[Records from a collection]
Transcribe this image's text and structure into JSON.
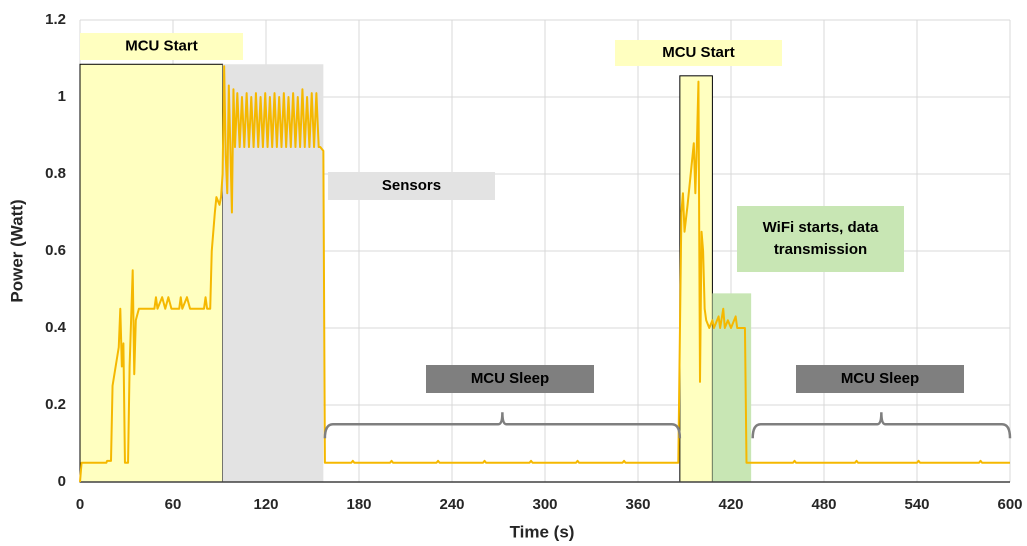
{
  "chart_data": {
    "type": "line",
    "x_label": "Time (s)",
    "y_label": "Power (Watt)",
    "color": "#f5b800",
    "grid": true,
    "xlim": [
      0,
      600
    ],
    "xticks": [
      0,
      60,
      120,
      180,
      240,
      300,
      360,
      420,
      480,
      540,
      600
    ],
    "ylim": [
      0,
      1.2
    ],
    "yticks": [
      0,
      0.2,
      0.4,
      0.6,
      0.8,
      1,
      1.2
    ],
    "x": [
      0,
      1,
      17,
      17.5,
      20,
      21,
      23,
      25,
      26,
      27,
      28,
      29,
      31,
      32,
      34,
      35,
      36,
      38,
      48,
      49,
      50,
      53,
      55,
      57,
      59,
      64,
      65,
      66,
      69,
      71,
      80,
      81,
      82,
      84,
      85,
      87,
      88,
      90,
      91,
      92,
      93,
      94,
      95,
      96,
      97,
      98,
      99,
      100,
      101.5,
      103,
      104.5,
      106,
      107.5,
      109,
      110.5,
      112,
      113.5,
      115,
      116.5,
      118,
      119.5,
      121,
      122.5,
      124,
      125.5,
      127,
      128.5,
      130,
      131.5,
      133,
      134.5,
      136,
      137.5,
      139,
      140.5,
      142,
      143.5,
      145,
      146.5,
      148,
      149.5,
      151,
      152.5,
      154,
      155,
      157,
      158,
      175,
      176,
      177,
      200,
      201,
      202,
      230,
      231,
      232,
      260,
      261,
      262,
      290,
      291,
      292,
      320,
      321,
      322,
      350,
      351,
      352,
      386,
      388,
      389,
      390,
      392,
      394,
      396,
      397,
      398,
      399,
      400,
      401,
      402,
      403,
      404,
      406,
      408,
      409,
      412,
      413,
      415,
      416,
      418,
      420,
      423,
      424,
      429,
      430,
      460,
      461,
      462,
      500,
      501,
      502,
      540,
      541,
      542,
      580,
      581,
      582,
      600
    ],
    "values": [
      0,
      0.05,
      0.05,
      0.055,
      0.055,
      0.25,
      0.3,
      0.35,
      0.45,
      0.3,
      0.36,
      0.05,
      0.05,
      0.3,
      0.55,
      0.28,
      0.42,
      0.45,
      0.45,
      0.48,
      0.45,
      0.48,
      0.45,
      0.48,
      0.45,
      0.45,
      0.48,
      0.45,
      0.48,
      0.45,
      0.45,
      0.48,
      0.45,
      0.45,
      0.6,
      0.7,
      0.74,
      0.72,
      0.74,
      0.8,
      1.08,
      0.85,
      0.75,
      1.03,
      0.87,
      0.7,
      1.02,
      0.87,
      1.01,
      0.87,
      1.0,
      0.87,
      1.01,
      0.87,
      1.0,
      0.87,
      1.01,
      0.87,
      1.0,
      0.87,
      1.01,
      0.87,
      1.0,
      0.87,
      1.01,
      0.87,
      1.0,
      0.87,
      1.01,
      0.87,
      1.0,
      0.87,
      1.01,
      0.87,
      1.0,
      0.87,
      1.02,
      0.87,
      1.0,
      0.87,
      1.01,
      0.87,
      1.01,
      0.87,
      0.87,
      0.86,
      0.05,
      0.05,
      0.055,
      0.05,
      0.05,
      0.055,
      0.05,
      0.05,
      0.055,
      0.05,
      0.05,
      0.055,
      0.05,
      0.05,
      0.055,
      0.05,
      0.05,
      0.055,
      0.05,
      0.05,
      0.055,
      0.05,
      0.05,
      0.7,
      0.75,
      0.65,
      0.72,
      0.8,
      0.88,
      0.75,
      0.88,
      1.04,
      0.26,
      0.65,
      0.6,
      0.45,
      0.42,
      0.4,
      0.42,
      0.4,
      0.43,
      0.4,
      0.45,
      0.4,
      0.42,
      0.4,
      0.43,
      0.4,
      0.4,
      0.05,
      0.05,
      0.055,
      0.05,
      0.05,
      0.055,
      0.05,
      0.05,
      0.055,
      0.05,
      0.05,
      0.055,
      0.05,
      0.05
    ],
    "phases": [
      {
        "label": [
          "MCU Start"
        ],
        "style": "shade",
        "start": 0,
        "end": 92,
        "top": 1.085,
        "fill": "#ffffc0",
        "stroke": "#000000"
      },
      {
        "label": [
          "Sensors"
        ],
        "style": "shade",
        "start": 92,
        "end": 157,
        "top": 1.085,
        "fill": "#e3e3e3",
        "stroke": "none"
      },
      {
        "label": [
          "MCU Start"
        ],
        "style": "shade",
        "start": 387,
        "end": 408,
        "top": 1.055,
        "fill": "#ffffc0",
        "stroke": "#000000"
      },
      {
        "label": [
          "WiFi starts, data",
          "transmission"
        ],
        "style": "shade",
        "start": 408,
        "end": 433,
        "top": 0.49,
        "fill": "#c8e6b4",
        "stroke": "none"
      },
      {
        "label": [
          "MCU Sleep"
        ],
        "style": "brace",
        "start": 158,
        "end": 387,
        "level": 0.15,
        "fill": "#7f7f7f",
        "stroke": "#7f7f7f"
      },
      {
        "label": [
          "MCU Sleep"
        ],
        "style": "brace",
        "start": 434,
        "end": 600,
        "level": 0.15,
        "fill": "#7f7f7f",
        "stroke": "#7f7f7f"
      }
    ]
  }
}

What needs to be done:
Each entry above is to be written out again unchanged, apart from the pictures, which are left out.

Output:
Transcribe this image's text and structure into JSON.
{
  "chart_data": {
    "type": "line",
    "x_label": "Time (s)",
    "y_label": "Power (Watt)",
    "color": "#f5b800",
    "grid": true,
    "xlim": [
      0,
      600
    ],
    "xticks": [
      0,
      60,
      120,
      180,
      240,
      300,
      360,
      420,
      480,
      540,
      600
    ],
    "ylim": [
      0,
      1.2
    ],
    "yticks": [
      0,
      0.2,
      0.4,
      0.6,
      0.8,
      1,
      1.2
    ],
    "x": [
      0,
      1,
      17,
      17.5,
      20,
      21,
      23,
      25,
      26,
      27,
      28,
      29,
      31,
      32,
      34,
      35,
      36,
      38,
      48,
      49,
      50,
      53,
      55,
      57,
      59,
      64,
      65,
      66,
      69,
      71,
      80,
      81,
      82,
      84,
      85,
      87,
      88,
      90,
      91,
      92,
      93,
      94,
      95,
      96,
      97,
      98,
      99,
      100,
      101.5,
      103,
      104.5,
      106,
      107.5,
      109,
      110.5,
      112,
      113.5,
      115,
      116.5,
      118,
      119.5,
      121,
      122.5,
      124,
      125.5,
      127,
      128.5,
      130,
      131.5,
      133,
      134.5,
      136,
      137.5,
      139,
      140.5,
      142,
      143.5,
      145,
      146.5,
      148,
      149.5,
      151,
      152.5,
      154,
      155,
      157,
      158,
      175,
      176,
      177,
      200,
      201,
      202,
      230,
      231,
      232,
      260,
      261,
      262,
      290,
      291,
      292,
      320,
      321,
      322,
      350,
      351,
      352,
      386,
      388,
      389,
      390,
      392,
      394,
      396,
      397,
      398,
      399,
      400,
      401,
      402,
      403,
      404,
      406,
      408,
      409,
      412,
      413,
      415,
      416,
      418,
      420,
      423,
      424,
      429,
      430,
      460,
      461,
      462,
      500,
      501,
      502,
      540,
      541,
      542,
      580,
      581,
      582,
      600
    ],
    "values": [
      0,
      0.05,
      0.05,
      0.055,
      0.055,
      0.25,
      0.3,
      0.35,
      0.45,
      0.3,
      0.36,
      0.05,
      0.05,
      0.3,
      0.55,
      0.28,
      0.42,
      0.45,
      0.45,
      0.48,
      0.45,
      0.48,
      0.45,
      0.48,
      0.45,
      0.45,
      0.48,
      0.45,
      0.48,
      0.45,
      0.45,
      0.48,
      0.45,
      0.45,
      0.6,
      0.7,
      0.74,
      0.72,
      0.74,
      0.8,
      1.08,
      0.85,
      0.75,
      1.03,
      0.87,
      0.7,
      1.02,
      0.87,
      1.01,
      0.87,
      1.0,
      0.87,
      1.01,
      0.87,
      1.0,
      0.87,
      1.01,
      0.87,
      1.0,
      0.87,
      1.01,
      0.87,
      1.0,
      0.87,
      1.01,
      0.87,
      1.0,
      0.87,
      1.01,
      0.87,
      1.0,
      0.87,
      1.01,
      0.87,
      1.0,
      0.87,
      1.02,
      0.87,
      1.0,
      0.87,
      1.01,
      0.87,
      1.01,
      0.87,
      0.87,
      0.86,
      0.05,
      0.05,
      0.055,
      0.05,
      0.05,
      0.055,
      0.05,
      0.05,
      0.055,
      0.05,
      0.05,
      0.055,
      0.05,
      0.05,
      0.055,
      0.05,
      0.05,
      0.055,
      0.05,
      0.05,
      0.055,
      0.05,
      0.05,
      0.7,
      0.75,
      0.65,
      0.72,
      0.8,
      0.88,
      0.75,
      0.88,
      1.04,
      0.26,
      0.65,
      0.6,
      0.45,
      0.42,
      0.4,
      0.42,
      0.4,
      0.43,
      0.4,
      0.45,
      0.4,
      0.42,
      0.4,
      0.43,
      0.4,
      0.4,
      0.05,
      0.05,
      0.055,
      0.05,
      0.05,
      0.055,
      0.05,
      0.05,
      0.055,
      0.05,
      0.05,
      0.055,
      0.05,
      0.05
    ],
    "phases": [
      {
        "label": [
          "MCU Start"
        ],
        "style": "shade",
        "start": 0,
        "end": 92,
        "top": 1.085,
        "fill": "#ffffc0",
        "stroke": "#000000"
      },
      {
        "label": [
          "Sensors"
        ],
        "style": "shade",
        "start": 92,
        "end": 157,
        "top": 1.085,
        "fill": "#e3e3e3",
        "stroke": "none"
      },
      {
        "label": [
          "MCU Start"
        ],
        "style": "shade",
        "start": 387,
        "end": 408,
        "top": 1.055,
        "fill": "#ffffc0",
        "stroke": "#000000"
      },
      {
        "label": [
          "WiFi starts, data",
          "transmission"
        ],
        "style": "shade",
        "start": 408,
        "end": 433,
        "top": 0.49,
        "fill": "#c8e6b4",
        "stroke": "none"
      },
      {
        "label": [
          "MCU Sleep"
        ],
        "style": "brace",
        "start": 158,
        "end": 387,
        "level": 0.15,
        "fill": "#7f7f7f",
        "stroke": "#7f7f7f"
      },
      {
        "label": [
          "MCU Sleep"
        ],
        "style": "brace",
        "start": 434,
        "end": 600,
        "level": 0.15,
        "fill": "#7f7f7f",
        "stroke": "#7f7f7f"
      }
    ]
  }
}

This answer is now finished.